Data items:
+ + + + + + +

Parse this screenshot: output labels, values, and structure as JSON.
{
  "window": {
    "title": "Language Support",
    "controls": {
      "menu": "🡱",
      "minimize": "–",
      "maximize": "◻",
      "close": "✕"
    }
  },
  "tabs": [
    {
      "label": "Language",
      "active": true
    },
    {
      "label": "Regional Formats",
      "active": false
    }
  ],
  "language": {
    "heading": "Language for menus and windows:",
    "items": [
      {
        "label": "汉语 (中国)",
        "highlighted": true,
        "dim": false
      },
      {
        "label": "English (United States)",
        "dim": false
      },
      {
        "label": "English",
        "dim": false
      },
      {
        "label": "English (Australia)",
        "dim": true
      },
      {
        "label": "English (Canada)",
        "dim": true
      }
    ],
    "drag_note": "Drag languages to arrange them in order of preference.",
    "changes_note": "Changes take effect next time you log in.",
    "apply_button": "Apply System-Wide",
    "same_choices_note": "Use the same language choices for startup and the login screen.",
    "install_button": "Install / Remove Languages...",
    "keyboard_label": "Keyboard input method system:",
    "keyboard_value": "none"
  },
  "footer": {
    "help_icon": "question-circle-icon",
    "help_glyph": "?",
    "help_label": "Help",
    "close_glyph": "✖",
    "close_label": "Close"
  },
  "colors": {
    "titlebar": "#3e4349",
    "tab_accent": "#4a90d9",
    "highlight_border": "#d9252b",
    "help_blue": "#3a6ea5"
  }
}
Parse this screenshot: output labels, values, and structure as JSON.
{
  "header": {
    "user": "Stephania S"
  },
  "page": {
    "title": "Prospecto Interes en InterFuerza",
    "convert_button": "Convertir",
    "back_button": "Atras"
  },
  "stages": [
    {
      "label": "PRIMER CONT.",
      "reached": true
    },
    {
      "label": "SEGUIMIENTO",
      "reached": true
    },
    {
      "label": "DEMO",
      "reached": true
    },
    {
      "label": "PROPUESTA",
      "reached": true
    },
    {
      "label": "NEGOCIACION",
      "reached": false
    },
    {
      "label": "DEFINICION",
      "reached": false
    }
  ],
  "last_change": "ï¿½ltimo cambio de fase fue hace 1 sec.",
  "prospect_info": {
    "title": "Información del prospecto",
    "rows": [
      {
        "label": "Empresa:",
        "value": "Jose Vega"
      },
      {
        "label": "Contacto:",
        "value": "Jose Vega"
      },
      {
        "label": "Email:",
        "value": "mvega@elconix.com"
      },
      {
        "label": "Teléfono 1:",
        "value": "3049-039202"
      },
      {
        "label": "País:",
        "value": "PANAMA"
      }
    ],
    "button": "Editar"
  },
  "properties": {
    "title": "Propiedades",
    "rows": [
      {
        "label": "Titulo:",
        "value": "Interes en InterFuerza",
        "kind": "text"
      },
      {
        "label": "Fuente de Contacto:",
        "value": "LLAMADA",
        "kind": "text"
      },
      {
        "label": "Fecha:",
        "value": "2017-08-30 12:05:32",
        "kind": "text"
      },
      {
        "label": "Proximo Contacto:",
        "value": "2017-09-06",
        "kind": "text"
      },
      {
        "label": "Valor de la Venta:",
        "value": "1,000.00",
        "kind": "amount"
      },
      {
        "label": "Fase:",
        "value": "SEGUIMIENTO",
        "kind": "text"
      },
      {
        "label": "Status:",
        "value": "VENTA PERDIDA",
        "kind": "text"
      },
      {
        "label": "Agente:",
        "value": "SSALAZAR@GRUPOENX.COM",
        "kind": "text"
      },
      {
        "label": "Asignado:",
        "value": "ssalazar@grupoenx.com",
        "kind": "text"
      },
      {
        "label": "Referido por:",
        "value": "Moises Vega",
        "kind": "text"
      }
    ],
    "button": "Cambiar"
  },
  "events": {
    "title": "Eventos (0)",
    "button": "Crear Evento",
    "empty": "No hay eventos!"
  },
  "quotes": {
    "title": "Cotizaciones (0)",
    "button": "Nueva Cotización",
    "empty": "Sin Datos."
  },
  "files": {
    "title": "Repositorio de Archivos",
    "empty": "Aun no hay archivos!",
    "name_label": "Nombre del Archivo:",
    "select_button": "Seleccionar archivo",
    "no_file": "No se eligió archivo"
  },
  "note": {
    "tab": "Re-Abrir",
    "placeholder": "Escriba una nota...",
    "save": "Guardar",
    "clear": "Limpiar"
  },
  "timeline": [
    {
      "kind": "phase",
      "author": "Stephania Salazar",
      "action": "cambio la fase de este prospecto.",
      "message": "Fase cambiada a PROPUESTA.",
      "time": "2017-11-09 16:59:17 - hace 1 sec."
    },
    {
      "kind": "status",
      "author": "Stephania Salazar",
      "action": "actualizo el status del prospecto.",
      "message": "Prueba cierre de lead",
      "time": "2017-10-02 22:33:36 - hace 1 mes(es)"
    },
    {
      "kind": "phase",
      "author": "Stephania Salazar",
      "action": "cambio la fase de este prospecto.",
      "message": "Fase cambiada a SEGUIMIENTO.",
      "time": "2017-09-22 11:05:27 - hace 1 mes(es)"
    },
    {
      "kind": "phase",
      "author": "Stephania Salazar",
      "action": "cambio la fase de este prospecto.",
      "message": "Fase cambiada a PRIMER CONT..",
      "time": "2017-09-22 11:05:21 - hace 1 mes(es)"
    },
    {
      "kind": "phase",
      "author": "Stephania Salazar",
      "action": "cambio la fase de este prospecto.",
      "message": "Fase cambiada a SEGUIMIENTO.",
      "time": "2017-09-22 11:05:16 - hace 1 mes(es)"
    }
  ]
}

+ + + + + + +

> REQUEST: Could you transcribe the records in full, exactly?

> TASK SOLUTION:
Parse this screenshot: output labels, values, and structure as JSON.
{
  "window": {
    "title": "Language Support",
    "controls": {
      "menu": "🡱",
      "minimize": "–",
      "maximize": "◻",
      "close": "✕"
    }
  },
  "tabs": [
    {
      "label": "Language",
      "active": true
    },
    {
      "label": "Regional Formats",
      "active": false
    }
  ],
  "language": {
    "heading": "Language for menus and windows:",
    "items": [
      {
        "label": "汉语 (中国)",
        "highlighted": true,
        "dim": false
      },
      {
        "label": "English (United States)",
        "dim": false
      },
      {
        "label": "English",
        "dim": false
      },
      {
        "label": "English (Australia)",
        "dim": true
      },
      {
        "label": "English (Canada)",
        "dim": true
      }
    ],
    "drag_note": "Drag languages to arrange them in order of preference.",
    "changes_note": "Changes take effect next time you log in.",
    "apply_button": "Apply System-Wide",
    "same_choices_note": "Use the same language choices for startup and the login screen.",
    "install_button": "Install / Remove Languages...",
    "keyboard_label": "Keyboard input method system:",
    "keyboard_value": "none"
  },
  "footer": {
    "help_icon": "question-circle-icon",
    "help_glyph": "?",
    "help_label": "Help",
    "close_glyph": "✖",
    "close_label": "Close"
  },
  "colors": {
    "titlebar": "#3e4349",
    "tab_accent": "#4a90d9",
    "highlight_border": "#d9252b",
    "help_blue": "#3a6ea5"
  }
}
Parse this screenshot: output labels, values, and structure as JSON.
{
  "header": {
    "user": "Stephania S"
  },
  "page": {
    "title": "Prospecto Interes en InterFuerza",
    "convert_button": "Convertir",
    "back_button": "Atras"
  },
  "stages": [
    {
      "label": "PRIMER CONT.",
      "reached": true
    },
    {
      "label": "SEGUIMIENTO",
      "reached": true
    },
    {
      "label": "DEMO",
      "reached": true
    },
    {
      "label": "PROPUESTA",
      "reached": true
    },
    {
      "label": "NEGOCIACION",
      "reached": false
    },
    {
      "label": "DEFINICION",
      "reached": false
    }
  ],
  "last_change": "ï¿½ltimo cambio de fase fue hace 1 sec.",
  "prospect_info": {
    "title": "Información del prospecto",
    "rows": [
      {
        "label": "Empresa:",
        "value": "Jose Vega"
      },
      {
        "label": "Contacto:",
        "value": "Jose Vega"
      },
      {
        "label": "Email:",
        "value": "mvega@elconix.com"
      },
      {
        "label": "Teléfono 1:",
        "value": "3049-039202"
      },
      {
        "label": "País:",
        "value": "PANAMA"
      }
    ],
    "button": "Editar"
  },
  "properties": {
    "title": "Propiedades",
    "rows": [
      {
        "label": "Titulo:",
        "value": "Interes en InterFuerza",
        "kind": "text"
      },
      {
        "label": "Fuente de Contacto:",
        "value": "LLAMADA",
        "kind": "text"
      },
      {
        "label": "Fecha:",
        "value": "2017-08-30 12:05:32",
        "kind": "text"
      },
      {
        "label": "Proximo Contacto:",
        "value": "2017-09-06",
        "kind": "text"
      },
      {
        "label": "Valor de la Venta:",
        "value": "1,000.00",
        "kind": "amount"
      },
      {
        "label": "Fase:",
        "value": "SEGUIMIENTO",
        "kind": "text"
      },
      {
        "label": "Status:",
        "value": "VENTA PERDIDA",
        "kind": "text"
      },
      {
        "label": "Agente:",
        "value": "SSALAZAR@GRUPOENX.COM",
        "kind": "text"
      },
      {
        "label": "Asignado:",
        "value": "ssalazar@grupoenx.com",
        "kind": "text"
      },
      {
        "label": "Referido por:",
        "value": "Moises Vega",
        "kind": "text"
      }
    ],
    "button": "Cambiar"
  },
  "events": {
    "title": "Eventos (0)",
    "button": "Crear Evento",
    "empty": "No hay eventos!"
  },
  "quotes": {
    "title": "Cotizaciones (0)",
    "button": "Nueva Cotización",
    "empty": "Sin Datos."
  },
  "files": {
    "title": "Repositorio de Archivos",
    "empty": "Aun no hay archivos!",
    "name_label": "Nombre del Archivo:",
    "select_button": "Seleccionar archivo",
    "no_file": "No se eligió archivo"
  },
  "note": {
    "tab": "Re-Abrir",
    "placeholder": "Escriba una nota...",
    "save": "Guardar",
    "clear": "Limpiar"
  },
  "timeline": [
    {
      "kind": "phase",
      "author": "Stephania Salazar",
      "action": "cambio la fase de este prospecto.",
      "message": "Fase cambiada a PROPUESTA.",
      "time": "2017-11-09 16:59:17 - hace 1 sec."
    },
    {
      "kind": "status",
      "author": "Stephania Salazar",
      "action": "actualizo el status del prospecto.",
      "message": "Prueba cierre de lead",
      "time": "2017-10-02 22:33:36 - hace 1 mes(es)"
    },
    {
      "kind": "phase",
      "author": "Stephania Salazar",
      "action": "cambio la fase de este prospecto.",
      "message": "Fase cambiada a SEGUIMIENTO.",
      "time": "2017-09-22 11:05:27 - hace 1 mes(es)"
    },
    {
      "kind": "phase",
      "author": "Stephania Salazar",
      "action": "cambio la fase de este prospecto.",
      "message": "Fase cambiada a PRIMER CONT..",
      "time": "2017-09-22 11:05:21 - hace 1 mes(es)"
    },
    {
      "kind": "phase",
      "author": "Stephania Salazar",
      "action": "cambio la fase de este prospecto.",
      "message": "Fase cambiada a SEGUIMIENTO.",
      "time": "2017-09-22 11:05:16 - hace 1 mes(es)"
    }
  ]
}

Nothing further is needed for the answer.